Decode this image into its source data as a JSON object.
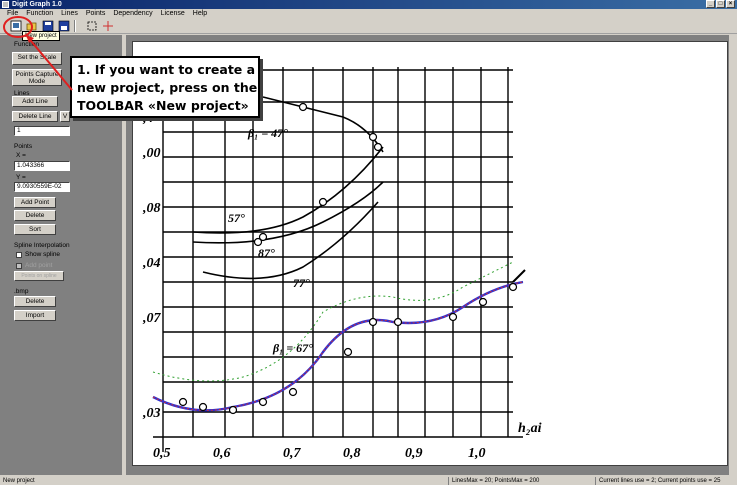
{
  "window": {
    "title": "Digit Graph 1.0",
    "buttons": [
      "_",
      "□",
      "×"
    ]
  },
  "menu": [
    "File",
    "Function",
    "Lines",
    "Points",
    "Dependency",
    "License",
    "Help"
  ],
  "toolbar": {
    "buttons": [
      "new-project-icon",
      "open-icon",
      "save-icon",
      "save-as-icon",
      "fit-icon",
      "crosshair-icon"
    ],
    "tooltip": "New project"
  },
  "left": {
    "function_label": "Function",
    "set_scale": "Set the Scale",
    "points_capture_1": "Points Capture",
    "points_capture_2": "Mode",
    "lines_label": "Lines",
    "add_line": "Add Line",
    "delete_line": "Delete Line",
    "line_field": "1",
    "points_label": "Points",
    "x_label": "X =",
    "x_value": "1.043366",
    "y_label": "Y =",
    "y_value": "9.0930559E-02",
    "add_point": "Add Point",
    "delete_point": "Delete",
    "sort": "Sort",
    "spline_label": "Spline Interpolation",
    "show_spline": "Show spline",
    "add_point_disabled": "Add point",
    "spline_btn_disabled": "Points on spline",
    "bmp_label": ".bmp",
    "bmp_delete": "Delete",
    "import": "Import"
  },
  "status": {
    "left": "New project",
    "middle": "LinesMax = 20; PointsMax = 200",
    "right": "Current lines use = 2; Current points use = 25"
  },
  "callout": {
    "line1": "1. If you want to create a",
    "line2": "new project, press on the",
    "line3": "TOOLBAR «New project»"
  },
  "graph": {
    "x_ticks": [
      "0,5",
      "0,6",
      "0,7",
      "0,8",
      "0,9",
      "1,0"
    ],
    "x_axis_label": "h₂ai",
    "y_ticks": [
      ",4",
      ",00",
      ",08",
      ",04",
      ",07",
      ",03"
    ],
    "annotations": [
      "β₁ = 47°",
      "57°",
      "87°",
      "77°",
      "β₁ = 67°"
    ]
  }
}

--- Your task ---
Print each record exactly as it stands, leaving the images out.

--- Result of the exercise ---
Decode this image into its source data as a JSON object.
{
  "window": {
    "title": "Digit Graph 1.0",
    "buttons": [
      "_",
      "□",
      "×"
    ]
  },
  "menu": [
    "File",
    "Function",
    "Lines",
    "Points",
    "Dependency",
    "License",
    "Help"
  ],
  "toolbar": {
    "buttons": [
      "new-project-icon",
      "open-icon",
      "save-icon",
      "save-as-icon",
      "fit-icon",
      "crosshair-icon"
    ],
    "tooltip": "New project"
  },
  "left": {
    "function_label": "Function",
    "set_scale": "Set the Scale",
    "points_capture_1": "Points Capture",
    "points_capture_2": "Mode",
    "lines_label": "Lines",
    "add_line": "Add Line",
    "delete_line": "Delete Line",
    "line_field": "1",
    "points_label": "Points",
    "x_label": "X =",
    "x_value": "1.043366",
    "y_label": "Y =",
    "y_value": "9.0930559E-02",
    "add_point": "Add Point",
    "delete_point": "Delete",
    "sort": "Sort",
    "spline_label": "Spline Interpolation",
    "show_spline": "Show spline",
    "add_point_disabled": "Add point",
    "spline_btn_disabled": "Points on spline",
    "bmp_label": ".bmp",
    "bmp_delete": "Delete",
    "import": "Import"
  },
  "status": {
    "left": "New project",
    "middle": "LinesMax = 20; PointsMax = 200",
    "right": "Current lines use = 2; Current points use = 25"
  },
  "callout": {
    "line1": "1. If you want to create a",
    "line2": "new project, press on the",
    "line3": "TOOLBAR «New project»"
  },
  "graph": {
    "x_ticks": [
      "0,5",
      "0,6",
      "0,7",
      "0,8",
      "0,9",
      "1,0"
    ],
    "x_axis_label": "h₂ai",
    "y_ticks": [
      ",4",
      ",00",
      ",08",
      ",04",
      ",07",
      ",03"
    ],
    "annotations": [
      "β₁ = 47°",
      "57°",
      "87°",
      "77°",
      "β₁ = 67°"
    ]
  }
}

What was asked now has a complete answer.